▶ **Entries provided**
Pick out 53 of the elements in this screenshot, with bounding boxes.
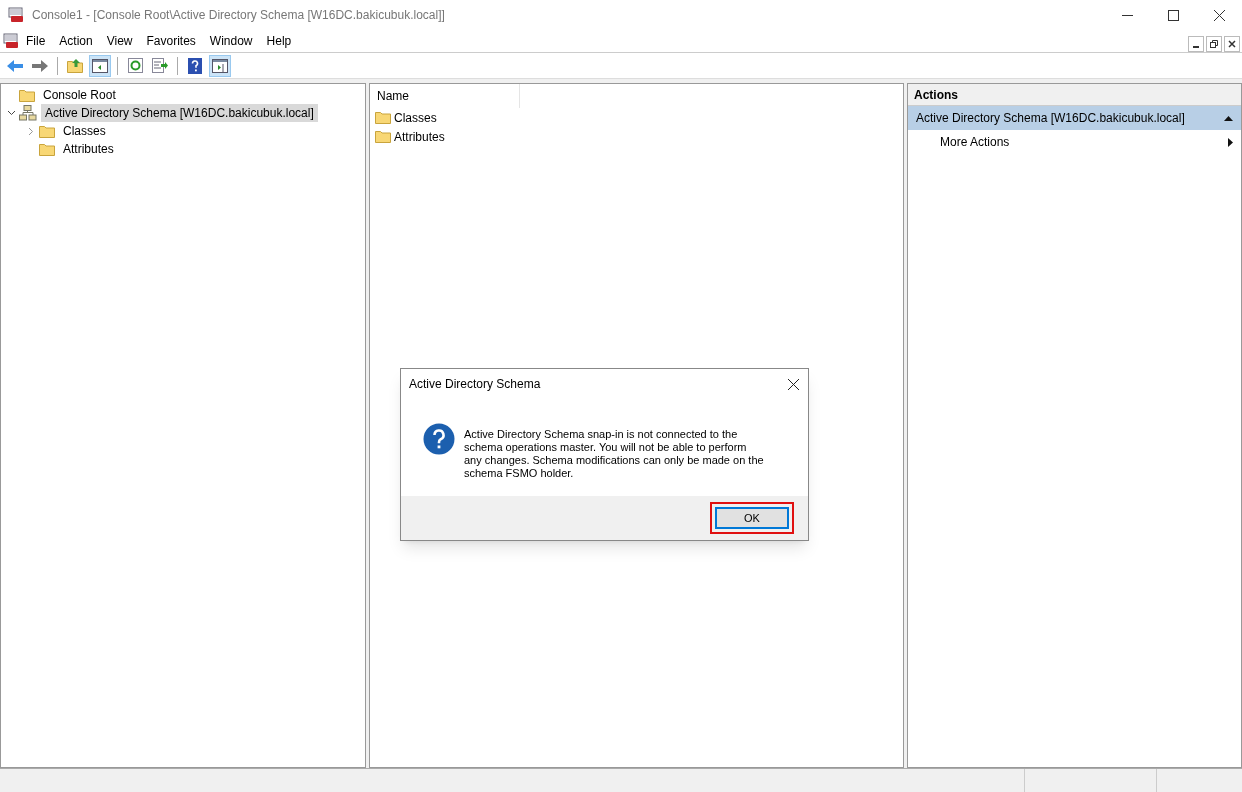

--

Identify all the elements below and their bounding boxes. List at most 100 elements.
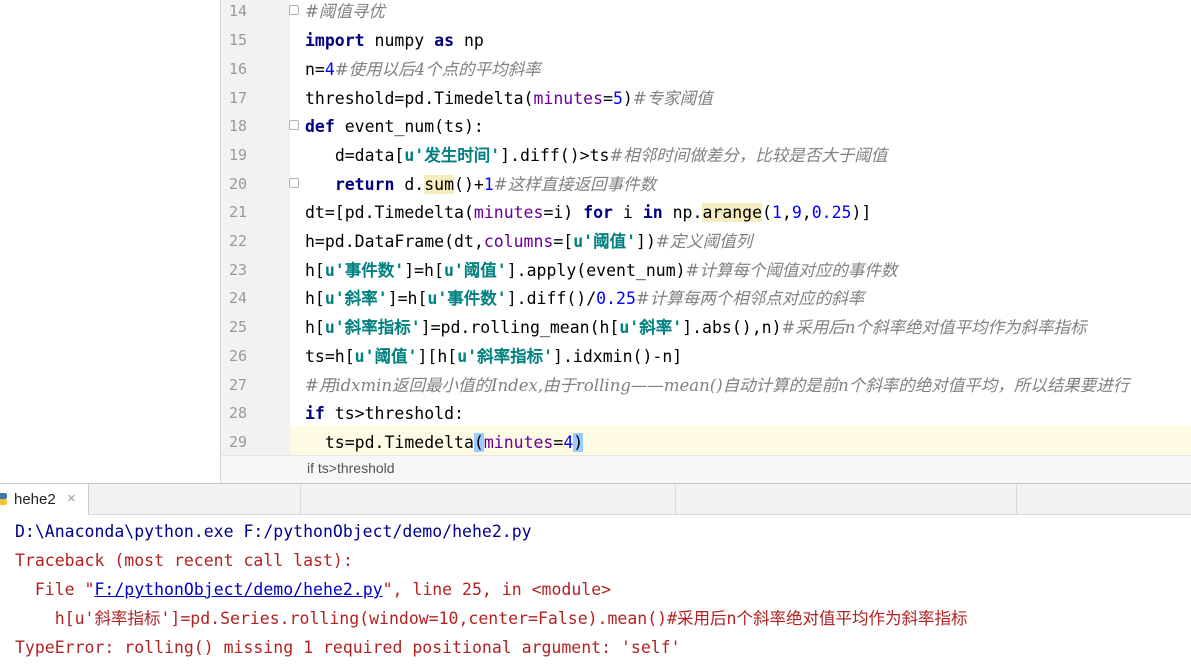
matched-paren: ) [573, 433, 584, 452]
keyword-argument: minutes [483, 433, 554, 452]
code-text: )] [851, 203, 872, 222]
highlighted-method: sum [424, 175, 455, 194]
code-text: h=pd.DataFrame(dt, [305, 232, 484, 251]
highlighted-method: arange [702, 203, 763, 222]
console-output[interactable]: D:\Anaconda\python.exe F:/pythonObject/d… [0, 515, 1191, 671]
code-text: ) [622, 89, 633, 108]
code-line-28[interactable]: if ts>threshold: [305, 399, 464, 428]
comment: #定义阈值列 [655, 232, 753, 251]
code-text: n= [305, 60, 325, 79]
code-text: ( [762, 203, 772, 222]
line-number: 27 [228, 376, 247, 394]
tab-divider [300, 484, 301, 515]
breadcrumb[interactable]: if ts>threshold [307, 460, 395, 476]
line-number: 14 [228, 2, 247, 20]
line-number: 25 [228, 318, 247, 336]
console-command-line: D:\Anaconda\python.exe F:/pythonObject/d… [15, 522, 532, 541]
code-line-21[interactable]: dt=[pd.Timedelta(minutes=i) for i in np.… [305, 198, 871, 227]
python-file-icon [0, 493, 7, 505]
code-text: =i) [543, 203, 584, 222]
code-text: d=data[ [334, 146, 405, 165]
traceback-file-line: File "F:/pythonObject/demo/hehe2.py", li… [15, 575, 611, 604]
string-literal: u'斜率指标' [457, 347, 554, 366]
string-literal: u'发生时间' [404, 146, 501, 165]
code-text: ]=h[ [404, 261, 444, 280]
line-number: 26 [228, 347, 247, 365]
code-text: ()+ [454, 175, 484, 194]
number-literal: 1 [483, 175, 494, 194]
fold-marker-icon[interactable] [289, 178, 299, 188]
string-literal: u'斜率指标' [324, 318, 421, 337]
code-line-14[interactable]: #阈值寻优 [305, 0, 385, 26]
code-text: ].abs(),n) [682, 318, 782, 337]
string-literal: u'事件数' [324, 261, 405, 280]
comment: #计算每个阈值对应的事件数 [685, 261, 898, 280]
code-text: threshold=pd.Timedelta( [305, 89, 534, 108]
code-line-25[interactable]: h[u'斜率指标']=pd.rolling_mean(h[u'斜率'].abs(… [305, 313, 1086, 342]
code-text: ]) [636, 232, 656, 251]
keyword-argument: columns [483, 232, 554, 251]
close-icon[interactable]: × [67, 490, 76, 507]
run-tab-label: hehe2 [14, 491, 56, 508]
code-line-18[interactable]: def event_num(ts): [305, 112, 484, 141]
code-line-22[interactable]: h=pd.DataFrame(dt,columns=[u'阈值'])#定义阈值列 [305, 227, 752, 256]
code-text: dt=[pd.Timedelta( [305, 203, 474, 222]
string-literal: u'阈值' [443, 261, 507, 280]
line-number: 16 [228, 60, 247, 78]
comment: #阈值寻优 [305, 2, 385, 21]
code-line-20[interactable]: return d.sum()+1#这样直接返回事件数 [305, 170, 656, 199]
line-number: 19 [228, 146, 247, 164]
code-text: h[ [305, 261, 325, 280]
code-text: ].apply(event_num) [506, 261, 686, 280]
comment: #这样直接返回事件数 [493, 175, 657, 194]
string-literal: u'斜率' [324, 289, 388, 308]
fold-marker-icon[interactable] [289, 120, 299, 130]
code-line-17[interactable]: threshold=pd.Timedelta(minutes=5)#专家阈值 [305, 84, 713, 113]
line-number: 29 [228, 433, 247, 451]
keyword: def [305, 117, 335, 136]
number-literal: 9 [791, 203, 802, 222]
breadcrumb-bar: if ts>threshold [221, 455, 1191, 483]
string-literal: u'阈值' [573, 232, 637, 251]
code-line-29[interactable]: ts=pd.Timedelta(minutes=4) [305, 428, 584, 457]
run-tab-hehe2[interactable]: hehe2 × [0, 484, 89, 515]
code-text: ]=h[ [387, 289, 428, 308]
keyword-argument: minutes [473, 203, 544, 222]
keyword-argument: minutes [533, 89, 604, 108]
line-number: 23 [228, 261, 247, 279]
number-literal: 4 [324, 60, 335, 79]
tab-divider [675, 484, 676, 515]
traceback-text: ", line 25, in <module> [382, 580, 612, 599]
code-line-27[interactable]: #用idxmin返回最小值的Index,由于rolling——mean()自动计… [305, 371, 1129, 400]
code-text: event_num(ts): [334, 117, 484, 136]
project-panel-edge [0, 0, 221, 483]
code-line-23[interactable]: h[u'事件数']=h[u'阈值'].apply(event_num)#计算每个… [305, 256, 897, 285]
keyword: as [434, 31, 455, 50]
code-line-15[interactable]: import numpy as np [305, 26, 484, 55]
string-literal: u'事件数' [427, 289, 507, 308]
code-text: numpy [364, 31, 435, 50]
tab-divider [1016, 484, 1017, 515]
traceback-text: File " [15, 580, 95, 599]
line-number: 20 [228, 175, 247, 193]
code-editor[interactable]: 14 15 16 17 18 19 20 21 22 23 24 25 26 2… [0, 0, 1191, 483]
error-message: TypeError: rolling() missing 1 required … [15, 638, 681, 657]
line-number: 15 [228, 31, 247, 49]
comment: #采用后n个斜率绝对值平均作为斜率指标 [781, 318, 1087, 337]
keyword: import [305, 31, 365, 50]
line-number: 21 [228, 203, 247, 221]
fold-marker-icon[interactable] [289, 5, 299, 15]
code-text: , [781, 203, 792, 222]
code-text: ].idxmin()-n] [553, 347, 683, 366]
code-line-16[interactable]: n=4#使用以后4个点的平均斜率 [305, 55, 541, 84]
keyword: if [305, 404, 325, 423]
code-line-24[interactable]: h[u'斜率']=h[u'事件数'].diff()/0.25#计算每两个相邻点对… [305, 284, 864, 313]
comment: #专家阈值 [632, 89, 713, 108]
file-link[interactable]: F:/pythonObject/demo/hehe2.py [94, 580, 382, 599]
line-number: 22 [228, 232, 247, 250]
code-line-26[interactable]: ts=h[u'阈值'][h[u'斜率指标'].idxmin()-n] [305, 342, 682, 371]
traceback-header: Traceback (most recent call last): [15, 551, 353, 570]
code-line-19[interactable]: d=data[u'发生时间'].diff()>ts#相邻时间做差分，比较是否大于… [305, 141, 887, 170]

▶ **Set exercise**
Echo the items starting at the line containing "Identify all the" and ending at the line containing "line-number: 26 [228, 347, 247, 365]", both included, and leave the pictures out of your output.

▶ **Output**
Identify all the elements below and their bounding boxes. List at most 100 elements.
matched-paren: ) [573, 433, 584, 452]
keyword-argument: minutes [483, 433, 554, 452]
code-text: )] [851, 203, 872, 222]
highlighted-method: sum [424, 175, 455, 194]
code-text: h=pd.DataFrame(dt, [305, 232, 484, 251]
highlighted-method: arange [702, 203, 763, 222]
console-output[interactable]: D:\Anaconda\python.exe F:/pythonObject/d… [0, 515, 1191, 671]
code-text: ) [622, 89, 633, 108]
code-line-28[interactable]: if ts>threshold: [305, 399, 464, 428]
comment: #定义阈值列 [655, 232, 753, 251]
code-text: n= [305, 60, 325, 79]
code-text: ( [762, 203, 772, 222]
line-number: 27 [228, 376, 247, 394]
tab-divider [300, 484, 301, 515]
breadcrumb[interactable]: if ts>threshold [307, 460, 395, 476]
line-number: 14 [228, 2, 247, 20]
line-number: 25 [228, 318, 247, 336]
console-command-line: D:\Anaconda\python.exe F:/pythonObject/d… [15, 522, 532, 541]
code-line-21[interactable]: dt=[pd.Timedelta(minutes=i) for i in np.… [305, 198, 871, 227]
python-file-icon [0, 493, 7, 505]
code-text: =i) [543, 203, 584, 222]
code-text: d=data[ [334, 146, 405, 165]
traceback-file-line: File "F:/pythonObject/demo/hehe2.py", li… [15, 575, 611, 604]
string-literal: u'斜率指标' [457, 347, 554, 366]
string-literal: u'发生时间' [404, 146, 501, 165]
code-text: ]=h[ [404, 261, 444, 280]
line-number: 26 [228, 347, 247, 365]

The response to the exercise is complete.